━━ Data rows ━━

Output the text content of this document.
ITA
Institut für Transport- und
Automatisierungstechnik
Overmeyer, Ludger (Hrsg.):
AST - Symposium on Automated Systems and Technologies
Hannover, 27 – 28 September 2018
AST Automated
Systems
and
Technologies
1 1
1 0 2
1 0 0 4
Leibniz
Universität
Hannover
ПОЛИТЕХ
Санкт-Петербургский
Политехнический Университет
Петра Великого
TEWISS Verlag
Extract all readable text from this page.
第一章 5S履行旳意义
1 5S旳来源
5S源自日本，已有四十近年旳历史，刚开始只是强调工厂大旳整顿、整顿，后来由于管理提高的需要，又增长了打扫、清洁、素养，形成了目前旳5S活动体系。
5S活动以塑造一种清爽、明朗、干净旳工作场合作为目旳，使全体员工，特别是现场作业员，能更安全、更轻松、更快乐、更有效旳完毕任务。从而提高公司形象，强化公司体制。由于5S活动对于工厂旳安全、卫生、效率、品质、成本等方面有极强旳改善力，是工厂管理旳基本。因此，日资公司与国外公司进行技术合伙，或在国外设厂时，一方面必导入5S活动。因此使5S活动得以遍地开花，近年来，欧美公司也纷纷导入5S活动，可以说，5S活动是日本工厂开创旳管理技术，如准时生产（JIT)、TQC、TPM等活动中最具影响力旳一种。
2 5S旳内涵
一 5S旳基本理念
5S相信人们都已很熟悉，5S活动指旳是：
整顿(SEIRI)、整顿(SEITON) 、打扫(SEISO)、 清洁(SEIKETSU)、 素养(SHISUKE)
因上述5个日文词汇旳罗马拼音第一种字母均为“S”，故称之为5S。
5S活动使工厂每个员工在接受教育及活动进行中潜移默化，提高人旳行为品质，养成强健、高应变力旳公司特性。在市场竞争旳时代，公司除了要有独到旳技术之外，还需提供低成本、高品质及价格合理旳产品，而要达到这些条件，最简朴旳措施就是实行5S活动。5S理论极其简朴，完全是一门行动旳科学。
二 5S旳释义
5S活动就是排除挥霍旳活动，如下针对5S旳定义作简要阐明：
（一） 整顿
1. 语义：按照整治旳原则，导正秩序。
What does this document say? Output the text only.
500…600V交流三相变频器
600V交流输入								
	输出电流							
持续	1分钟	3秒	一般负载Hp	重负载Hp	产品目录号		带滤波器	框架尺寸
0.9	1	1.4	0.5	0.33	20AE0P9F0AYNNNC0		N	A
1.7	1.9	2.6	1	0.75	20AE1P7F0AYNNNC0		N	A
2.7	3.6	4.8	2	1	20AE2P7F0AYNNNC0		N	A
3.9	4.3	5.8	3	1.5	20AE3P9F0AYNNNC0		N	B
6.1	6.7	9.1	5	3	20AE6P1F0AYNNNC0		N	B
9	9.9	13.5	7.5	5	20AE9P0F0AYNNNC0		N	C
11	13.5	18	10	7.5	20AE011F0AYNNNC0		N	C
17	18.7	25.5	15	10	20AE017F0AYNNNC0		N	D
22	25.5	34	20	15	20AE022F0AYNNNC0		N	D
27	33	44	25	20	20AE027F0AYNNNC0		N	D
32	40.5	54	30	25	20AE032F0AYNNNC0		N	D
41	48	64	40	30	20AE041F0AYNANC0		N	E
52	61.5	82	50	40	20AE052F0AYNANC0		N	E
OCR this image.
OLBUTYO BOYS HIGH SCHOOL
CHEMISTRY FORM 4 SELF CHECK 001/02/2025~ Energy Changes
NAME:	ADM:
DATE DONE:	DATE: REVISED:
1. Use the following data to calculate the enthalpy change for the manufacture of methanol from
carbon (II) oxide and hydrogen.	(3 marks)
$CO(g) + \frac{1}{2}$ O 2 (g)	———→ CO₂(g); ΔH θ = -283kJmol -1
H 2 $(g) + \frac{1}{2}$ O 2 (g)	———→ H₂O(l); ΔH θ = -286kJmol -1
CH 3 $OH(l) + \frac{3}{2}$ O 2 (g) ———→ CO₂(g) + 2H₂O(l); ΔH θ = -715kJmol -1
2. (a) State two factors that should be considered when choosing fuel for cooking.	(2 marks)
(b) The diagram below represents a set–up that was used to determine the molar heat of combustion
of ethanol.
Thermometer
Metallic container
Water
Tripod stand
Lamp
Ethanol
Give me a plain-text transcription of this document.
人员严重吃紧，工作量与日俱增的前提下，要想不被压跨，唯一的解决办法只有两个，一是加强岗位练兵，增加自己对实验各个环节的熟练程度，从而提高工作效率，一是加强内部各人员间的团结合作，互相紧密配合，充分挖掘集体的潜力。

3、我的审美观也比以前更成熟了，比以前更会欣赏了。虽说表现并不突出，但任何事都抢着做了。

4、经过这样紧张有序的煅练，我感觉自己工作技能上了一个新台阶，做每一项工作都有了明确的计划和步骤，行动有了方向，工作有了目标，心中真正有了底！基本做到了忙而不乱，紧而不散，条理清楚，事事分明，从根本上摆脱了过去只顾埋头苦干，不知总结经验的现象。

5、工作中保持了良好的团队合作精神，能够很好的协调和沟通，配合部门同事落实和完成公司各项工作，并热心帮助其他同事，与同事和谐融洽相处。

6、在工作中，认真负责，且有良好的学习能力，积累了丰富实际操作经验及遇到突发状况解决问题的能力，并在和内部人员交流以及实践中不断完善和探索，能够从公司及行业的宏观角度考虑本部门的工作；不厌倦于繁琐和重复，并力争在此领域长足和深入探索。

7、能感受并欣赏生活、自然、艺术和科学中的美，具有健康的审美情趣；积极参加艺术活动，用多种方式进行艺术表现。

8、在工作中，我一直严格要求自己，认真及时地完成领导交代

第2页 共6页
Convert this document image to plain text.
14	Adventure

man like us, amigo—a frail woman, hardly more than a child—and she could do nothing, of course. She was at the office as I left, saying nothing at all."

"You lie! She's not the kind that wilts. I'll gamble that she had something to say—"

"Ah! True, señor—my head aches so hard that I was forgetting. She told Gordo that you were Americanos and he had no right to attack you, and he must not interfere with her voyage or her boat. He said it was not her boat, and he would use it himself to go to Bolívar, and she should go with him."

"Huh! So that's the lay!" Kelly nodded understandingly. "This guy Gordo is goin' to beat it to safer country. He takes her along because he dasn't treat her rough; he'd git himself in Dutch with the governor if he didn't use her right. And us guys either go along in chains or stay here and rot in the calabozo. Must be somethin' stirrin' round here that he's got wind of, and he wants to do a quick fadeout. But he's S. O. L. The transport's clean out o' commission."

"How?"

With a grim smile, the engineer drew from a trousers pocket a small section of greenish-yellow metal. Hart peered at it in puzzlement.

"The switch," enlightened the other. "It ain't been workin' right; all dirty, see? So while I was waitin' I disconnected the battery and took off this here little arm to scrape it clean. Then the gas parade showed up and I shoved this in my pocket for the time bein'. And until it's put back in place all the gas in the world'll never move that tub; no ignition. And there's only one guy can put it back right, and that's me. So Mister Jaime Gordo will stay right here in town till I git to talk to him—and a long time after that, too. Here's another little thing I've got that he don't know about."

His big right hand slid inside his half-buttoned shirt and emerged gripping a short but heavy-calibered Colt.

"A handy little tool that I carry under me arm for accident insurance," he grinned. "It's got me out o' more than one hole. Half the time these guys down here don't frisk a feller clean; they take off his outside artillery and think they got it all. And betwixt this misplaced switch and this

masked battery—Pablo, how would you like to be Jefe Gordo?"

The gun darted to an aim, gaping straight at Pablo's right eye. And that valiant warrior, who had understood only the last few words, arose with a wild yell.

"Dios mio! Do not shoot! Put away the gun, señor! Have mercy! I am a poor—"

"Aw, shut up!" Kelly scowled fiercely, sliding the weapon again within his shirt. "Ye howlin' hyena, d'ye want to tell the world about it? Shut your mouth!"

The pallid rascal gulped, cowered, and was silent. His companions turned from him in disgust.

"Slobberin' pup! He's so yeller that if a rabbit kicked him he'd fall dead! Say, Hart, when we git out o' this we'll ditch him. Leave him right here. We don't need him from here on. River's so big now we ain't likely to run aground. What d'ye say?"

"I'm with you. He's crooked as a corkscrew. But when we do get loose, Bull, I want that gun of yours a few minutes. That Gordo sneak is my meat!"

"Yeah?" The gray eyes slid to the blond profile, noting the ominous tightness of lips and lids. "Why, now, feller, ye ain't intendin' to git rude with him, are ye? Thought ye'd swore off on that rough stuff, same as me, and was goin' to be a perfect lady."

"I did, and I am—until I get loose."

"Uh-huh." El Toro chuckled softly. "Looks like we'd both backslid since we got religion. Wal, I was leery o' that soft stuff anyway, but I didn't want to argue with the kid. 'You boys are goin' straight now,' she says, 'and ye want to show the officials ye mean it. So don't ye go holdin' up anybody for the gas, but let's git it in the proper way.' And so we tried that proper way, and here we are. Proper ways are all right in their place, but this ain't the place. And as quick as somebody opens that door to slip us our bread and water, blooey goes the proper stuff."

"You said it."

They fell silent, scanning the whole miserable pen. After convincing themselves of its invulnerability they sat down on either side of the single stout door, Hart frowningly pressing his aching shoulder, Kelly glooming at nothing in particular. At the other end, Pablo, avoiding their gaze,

━━━

__What you are asked to do__.
Work out how many lines in the records above hold the string "silent", then give only that count.

__Solved exercise__.
2